What you have to do:
Keep only those lines of the records that include the string "background".

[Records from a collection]
################

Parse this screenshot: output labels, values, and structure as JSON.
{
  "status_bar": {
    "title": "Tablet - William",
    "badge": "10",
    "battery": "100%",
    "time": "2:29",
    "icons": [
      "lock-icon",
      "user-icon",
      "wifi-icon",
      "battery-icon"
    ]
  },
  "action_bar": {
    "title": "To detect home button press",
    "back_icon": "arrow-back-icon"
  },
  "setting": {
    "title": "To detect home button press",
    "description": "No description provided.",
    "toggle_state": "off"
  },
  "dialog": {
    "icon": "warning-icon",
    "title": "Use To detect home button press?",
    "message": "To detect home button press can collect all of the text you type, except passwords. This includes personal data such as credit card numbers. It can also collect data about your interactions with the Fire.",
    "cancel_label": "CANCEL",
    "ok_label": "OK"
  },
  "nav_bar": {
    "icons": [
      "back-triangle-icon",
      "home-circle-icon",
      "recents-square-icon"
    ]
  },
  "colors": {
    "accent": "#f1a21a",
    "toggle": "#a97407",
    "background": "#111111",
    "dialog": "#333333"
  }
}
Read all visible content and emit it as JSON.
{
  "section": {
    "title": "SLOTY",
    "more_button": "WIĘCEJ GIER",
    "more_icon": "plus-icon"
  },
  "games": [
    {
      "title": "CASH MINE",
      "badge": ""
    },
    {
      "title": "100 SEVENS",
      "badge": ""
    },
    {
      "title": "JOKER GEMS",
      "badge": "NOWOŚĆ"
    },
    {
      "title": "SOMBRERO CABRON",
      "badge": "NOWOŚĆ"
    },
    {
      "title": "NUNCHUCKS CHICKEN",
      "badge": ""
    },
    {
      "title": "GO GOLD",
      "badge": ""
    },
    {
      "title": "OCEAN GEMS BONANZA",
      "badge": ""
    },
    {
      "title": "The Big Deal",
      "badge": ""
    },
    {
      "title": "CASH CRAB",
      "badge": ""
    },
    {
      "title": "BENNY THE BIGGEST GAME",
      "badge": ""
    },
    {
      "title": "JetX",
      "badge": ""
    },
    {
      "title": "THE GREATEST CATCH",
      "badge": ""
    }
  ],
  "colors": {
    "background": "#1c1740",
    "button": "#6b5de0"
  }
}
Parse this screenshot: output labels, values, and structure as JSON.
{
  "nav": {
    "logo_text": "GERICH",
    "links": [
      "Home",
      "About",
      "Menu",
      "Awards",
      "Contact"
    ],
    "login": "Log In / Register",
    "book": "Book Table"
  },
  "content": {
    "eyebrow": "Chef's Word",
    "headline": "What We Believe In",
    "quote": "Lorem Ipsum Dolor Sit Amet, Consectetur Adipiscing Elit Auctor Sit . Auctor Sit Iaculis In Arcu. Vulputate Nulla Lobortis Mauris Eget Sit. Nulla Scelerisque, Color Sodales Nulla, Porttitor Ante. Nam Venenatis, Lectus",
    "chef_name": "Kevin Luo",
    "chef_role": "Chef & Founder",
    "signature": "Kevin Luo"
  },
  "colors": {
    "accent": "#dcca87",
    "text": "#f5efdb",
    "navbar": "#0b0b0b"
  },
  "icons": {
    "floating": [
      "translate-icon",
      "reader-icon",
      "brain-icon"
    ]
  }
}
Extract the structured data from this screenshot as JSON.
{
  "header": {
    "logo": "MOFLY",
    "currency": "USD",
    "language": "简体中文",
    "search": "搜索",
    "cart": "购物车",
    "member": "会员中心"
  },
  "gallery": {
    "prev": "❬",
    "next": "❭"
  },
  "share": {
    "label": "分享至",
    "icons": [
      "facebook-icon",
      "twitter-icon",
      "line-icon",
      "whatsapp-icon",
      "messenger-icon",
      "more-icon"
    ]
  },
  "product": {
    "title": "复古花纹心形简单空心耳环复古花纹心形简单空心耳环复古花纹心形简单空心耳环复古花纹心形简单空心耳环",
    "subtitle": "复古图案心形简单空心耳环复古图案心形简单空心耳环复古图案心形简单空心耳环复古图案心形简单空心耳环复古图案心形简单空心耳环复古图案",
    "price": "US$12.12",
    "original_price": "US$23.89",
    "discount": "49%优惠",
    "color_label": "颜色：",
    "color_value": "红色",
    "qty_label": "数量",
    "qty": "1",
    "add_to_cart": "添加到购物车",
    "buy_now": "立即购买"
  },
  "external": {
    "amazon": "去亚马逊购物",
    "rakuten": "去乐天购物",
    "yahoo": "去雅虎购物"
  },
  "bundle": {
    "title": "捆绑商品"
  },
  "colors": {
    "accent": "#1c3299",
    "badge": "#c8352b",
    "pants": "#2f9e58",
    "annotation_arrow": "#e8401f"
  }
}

################

Written solution:
    "background": "#111111",
    "background": "#1c1740",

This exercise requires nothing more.